Filter the entries, keeping every line with the word "Passed".

[Dataset records]
# # # # # # #

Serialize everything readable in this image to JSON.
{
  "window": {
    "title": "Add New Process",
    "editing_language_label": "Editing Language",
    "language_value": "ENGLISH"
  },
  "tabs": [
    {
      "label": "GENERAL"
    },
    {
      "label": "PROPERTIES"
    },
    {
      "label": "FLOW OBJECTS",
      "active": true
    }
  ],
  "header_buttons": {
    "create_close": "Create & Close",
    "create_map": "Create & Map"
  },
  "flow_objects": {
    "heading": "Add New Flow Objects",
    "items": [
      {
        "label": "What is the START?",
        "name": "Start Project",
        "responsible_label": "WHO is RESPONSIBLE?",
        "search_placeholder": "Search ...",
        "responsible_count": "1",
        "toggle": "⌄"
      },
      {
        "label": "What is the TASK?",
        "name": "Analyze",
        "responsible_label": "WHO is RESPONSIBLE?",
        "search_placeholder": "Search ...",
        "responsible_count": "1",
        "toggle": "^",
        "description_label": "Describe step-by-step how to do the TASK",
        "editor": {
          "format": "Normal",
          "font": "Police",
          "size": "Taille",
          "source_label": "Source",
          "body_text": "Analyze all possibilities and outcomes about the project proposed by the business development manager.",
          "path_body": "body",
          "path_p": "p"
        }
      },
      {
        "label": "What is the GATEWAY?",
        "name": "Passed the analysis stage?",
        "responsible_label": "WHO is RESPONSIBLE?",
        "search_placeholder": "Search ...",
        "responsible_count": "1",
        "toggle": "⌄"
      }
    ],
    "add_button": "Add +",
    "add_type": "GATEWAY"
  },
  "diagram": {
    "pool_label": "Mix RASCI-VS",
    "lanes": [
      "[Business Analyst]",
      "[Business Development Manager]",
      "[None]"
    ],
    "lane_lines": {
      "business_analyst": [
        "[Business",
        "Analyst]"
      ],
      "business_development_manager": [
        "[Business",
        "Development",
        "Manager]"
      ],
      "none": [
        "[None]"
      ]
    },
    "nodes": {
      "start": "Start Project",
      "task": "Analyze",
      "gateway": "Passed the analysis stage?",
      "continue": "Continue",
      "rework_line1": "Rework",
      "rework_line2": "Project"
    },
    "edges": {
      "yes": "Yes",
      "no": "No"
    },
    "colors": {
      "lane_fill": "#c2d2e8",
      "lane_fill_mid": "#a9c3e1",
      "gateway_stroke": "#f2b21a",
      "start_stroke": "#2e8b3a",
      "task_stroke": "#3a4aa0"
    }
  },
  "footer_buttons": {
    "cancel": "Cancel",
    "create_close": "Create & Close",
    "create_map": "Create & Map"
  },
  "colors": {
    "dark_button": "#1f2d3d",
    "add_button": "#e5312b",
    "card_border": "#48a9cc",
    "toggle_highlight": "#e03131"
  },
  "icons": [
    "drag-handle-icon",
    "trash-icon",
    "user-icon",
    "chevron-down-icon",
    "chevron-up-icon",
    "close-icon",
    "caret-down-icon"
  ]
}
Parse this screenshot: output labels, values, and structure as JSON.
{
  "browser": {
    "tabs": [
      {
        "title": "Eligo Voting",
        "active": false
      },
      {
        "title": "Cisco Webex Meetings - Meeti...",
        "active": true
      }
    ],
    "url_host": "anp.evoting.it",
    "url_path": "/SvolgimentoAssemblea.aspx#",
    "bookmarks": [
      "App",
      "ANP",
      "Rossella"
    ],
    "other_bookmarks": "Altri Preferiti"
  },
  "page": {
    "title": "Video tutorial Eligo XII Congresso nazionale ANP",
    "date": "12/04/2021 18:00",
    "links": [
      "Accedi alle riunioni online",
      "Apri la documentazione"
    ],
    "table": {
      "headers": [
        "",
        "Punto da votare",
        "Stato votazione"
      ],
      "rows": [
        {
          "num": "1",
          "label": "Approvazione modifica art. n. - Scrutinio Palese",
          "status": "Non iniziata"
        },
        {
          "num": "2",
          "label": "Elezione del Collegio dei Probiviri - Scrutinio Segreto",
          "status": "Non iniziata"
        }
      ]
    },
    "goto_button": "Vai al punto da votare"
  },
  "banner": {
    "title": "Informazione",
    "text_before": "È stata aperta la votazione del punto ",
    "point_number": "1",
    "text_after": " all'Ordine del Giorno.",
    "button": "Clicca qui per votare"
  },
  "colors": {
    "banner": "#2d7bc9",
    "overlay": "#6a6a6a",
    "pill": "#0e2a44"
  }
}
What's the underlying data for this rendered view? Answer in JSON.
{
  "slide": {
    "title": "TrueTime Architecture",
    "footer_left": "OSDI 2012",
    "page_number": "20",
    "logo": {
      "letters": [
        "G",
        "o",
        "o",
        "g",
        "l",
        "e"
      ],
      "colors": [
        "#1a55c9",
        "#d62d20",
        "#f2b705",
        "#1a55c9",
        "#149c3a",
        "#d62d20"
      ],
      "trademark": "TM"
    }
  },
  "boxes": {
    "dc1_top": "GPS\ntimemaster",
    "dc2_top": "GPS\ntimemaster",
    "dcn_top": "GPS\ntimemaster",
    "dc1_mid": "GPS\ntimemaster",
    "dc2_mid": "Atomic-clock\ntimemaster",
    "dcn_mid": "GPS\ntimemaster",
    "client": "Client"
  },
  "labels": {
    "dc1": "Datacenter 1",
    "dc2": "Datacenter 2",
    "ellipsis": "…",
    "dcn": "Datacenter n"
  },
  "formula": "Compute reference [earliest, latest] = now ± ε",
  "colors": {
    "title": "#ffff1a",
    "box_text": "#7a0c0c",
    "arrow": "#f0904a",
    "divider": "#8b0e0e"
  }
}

# # # # # # #

■ **Result of this exercise**:
        "name": "Passed the analysis stage?",
      "gateway": "Passed the analysis stage?",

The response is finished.